**Data shown**
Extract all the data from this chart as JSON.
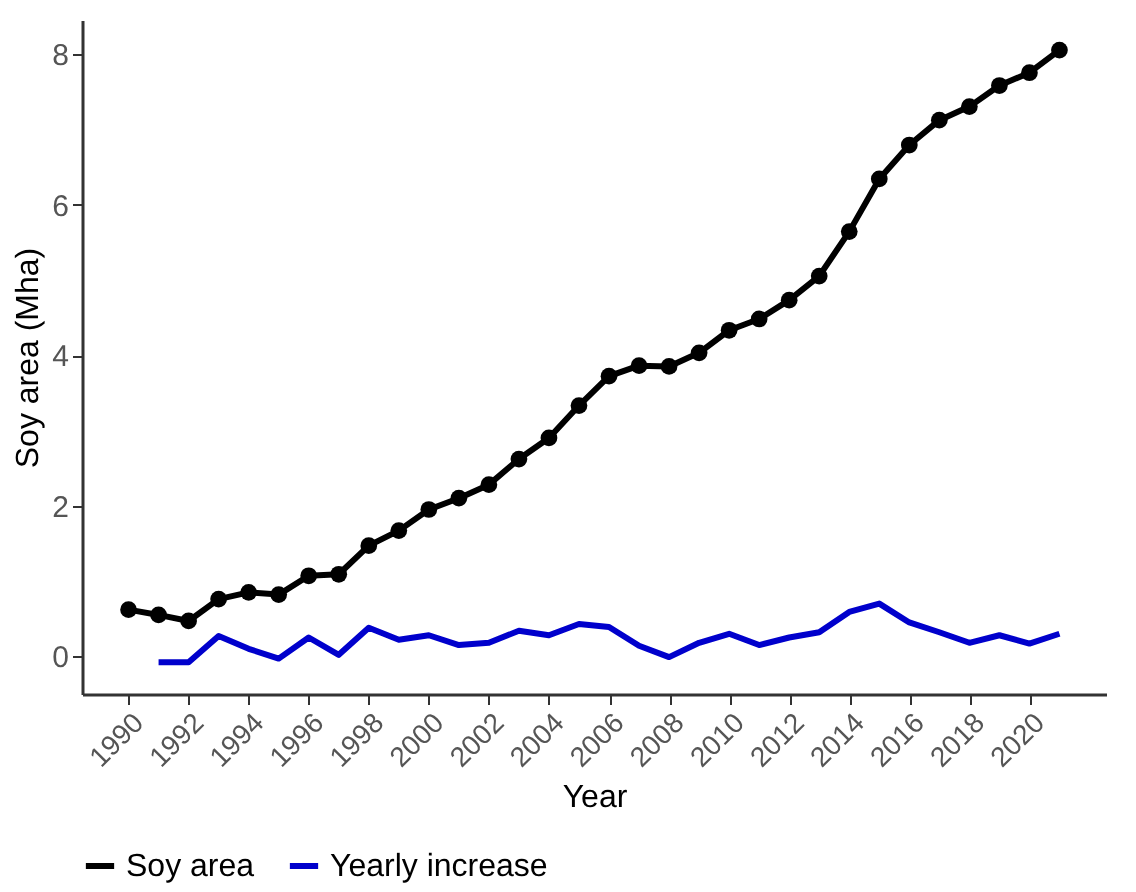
{
  "chart_data": {
    "type": "line",
    "xlabel": "Year",
    "ylabel": "Soy area (Mha)",
    "legend": "bottom",
    "grid": false,
    "line_style": "solid",
    "xlim": [
      1988.45,
      2022.55
    ],
    "xticks": [
      1990,
      1992,
      1994,
      1996,
      1998,
      2000,
      2002,
      2004,
      2006,
      2008,
      2010,
      2012,
      2014,
      2016,
      2018,
      2020
    ],
    "ylim": [
      -0.5,
      8.45
    ],
    "yticks": [
      0,
      2,
      4,
      6,
      8
    ],
    "series": [
      {
        "name": "Soy area",
        "color": "#000000",
        "marker": "circle",
        "x": [
          1990,
          1991,
          1992,
          1993,
          1994,
          1995,
          1996,
          1997,
          1998,
          1999,
          2000,
          2001,
          2002,
          2003,
          2004,
          2005,
          2006,
          2007,
          2008,
          2009,
          2010,
          2011,
          2012,
          2013,
          2014,
          2015,
          2016,
          2017,
          2018,
          2019,
          2020,
          2021
        ],
        "values": [
          0.62,
          0.55,
          0.47,
          0.76,
          0.85,
          0.82,
          1.07,
          1.09,
          1.47,
          1.67,
          1.95,
          2.1,
          2.28,
          2.62,
          2.9,
          3.33,
          3.72,
          3.86,
          3.85,
          4.03,
          4.33,
          4.48,
          4.73,
          5.05,
          5.64,
          6.34,
          6.79,
          7.12,
          7.3,
          7.58,
          7.75,
          8.05
        ]
      },
      {
        "name": "Yearly increase",
        "color": "#0000cc",
        "marker": "none",
        "x": [
          1991,
          1992,
          1993,
          1994,
          1995,
          1996,
          1997,
          1998,
          1999,
          2000,
          2001,
          2002,
          2003,
          2004,
          2005,
          2006,
          2007,
          2008,
          2009,
          2010,
          2011,
          2012,
          2013,
          2014,
          2015,
          2016,
          2017,
          2018,
          2019,
          2020,
          2021
        ],
        "values": [
          -0.08,
          -0.08,
          0.27,
          0.1,
          -0.03,
          0.25,
          0.02,
          0.38,
          0.22,
          0.28,
          0.15,
          0.18,
          0.34,
          0.28,
          0.43,
          0.39,
          0.14,
          -0.01,
          0.18,
          0.3,
          0.15,
          0.25,
          0.32,
          0.59,
          0.7,
          0.45,
          0.32,
          0.18,
          0.28,
          0.17,
          0.3
        ]
      }
    ]
  }
}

**To be done**
All the material shown above is to be copied exactly, with no pictures carried over.

**Task solution**
Extract all the data from this chart as JSON.
{
  "chart_data": {
    "type": "line",
    "xlabel": "Year",
    "ylabel": "Soy area (Mha)",
    "legend": "bottom",
    "grid": false,
    "line_style": "solid",
    "xlim": [
      1988.45,
      2022.55
    ],
    "xticks": [
      1990,
      1992,
      1994,
      1996,
      1998,
      2000,
      2002,
      2004,
      2006,
      2008,
      2010,
      2012,
      2014,
      2016,
      2018,
      2020
    ],
    "ylim": [
      -0.5,
      8.45
    ],
    "yticks": [
      0,
      2,
      4,
      6,
      8
    ],
    "series": [
      {
        "name": "Soy area",
        "color": "#000000",
        "marker": "circle",
        "x": [
          1990,
          1991,
          1992,
          1993,
          1994,
          1995,
          1996,
          1997,
          1998,
          1999,
          2000,
          2001,
          2002,
          2003,
          2004,
          2005,
          2006,
          2007,
          2008,
          2009,
          2010,
          2011,
          2012,
          2013,
          2014,
          2015,
          2016,
          2017,
          2018,
          2019,
          2020,
          2021
        ],
        "values": [
          0.62,
          0.55,
          0.47,
          0.76,
          0.85,
          0.82,
          1.07,
          1.09,
          1.47,
          1.67,
          1.95,
          2.1,
          2.28,
          2.62,
          2.9,
          3.33,
          3.72,
          3.86,
          3.85,
          4.03,
          4.33,
          4.48,
          4.73,
          5.05,
          5.64,
          6.34,
          6.79,
          7.12,
          7.3,
          7.58,
          7.75,
          8.05
        ]
      },
      {
        "name": "Yearly increase",
        "color": "#0000cc",
        "marker": "none",
        "x": [
          1991,
          1992,
          1993,
          1994,
          1995,
          1996,
          1997,
          1998,
          1999,
          2000,
          2001,
          2002,
          2003,
          2004,
          2005,
          2006,
          2007,
          2008,
          2009,
          2010,
          2011,
          2012,
          2013,
          2014,
          2015,
          2016,
          2017,
          2018,
          2019,
          2020,
          2021
        ],
        "values": [
          -0.08,
          -0.08,
          0.27,
          0.1,
          -0.03,
          0.25,
          0.02,
          0.38,
          0.22,
          0.28,
          0.15,
          0.18,
          0.34,
          0.28,
          0.43,
          0.39,
          0.14,
          -0.01,
          0.18,
          0.3,
          0.15,
          0.25,
          0.32,
          0.59,
          0.7,
          0.45,
          0.32,
          0.18,
          0.28,
          0.17,
          0.3
        ]
      }
    ]
  }
}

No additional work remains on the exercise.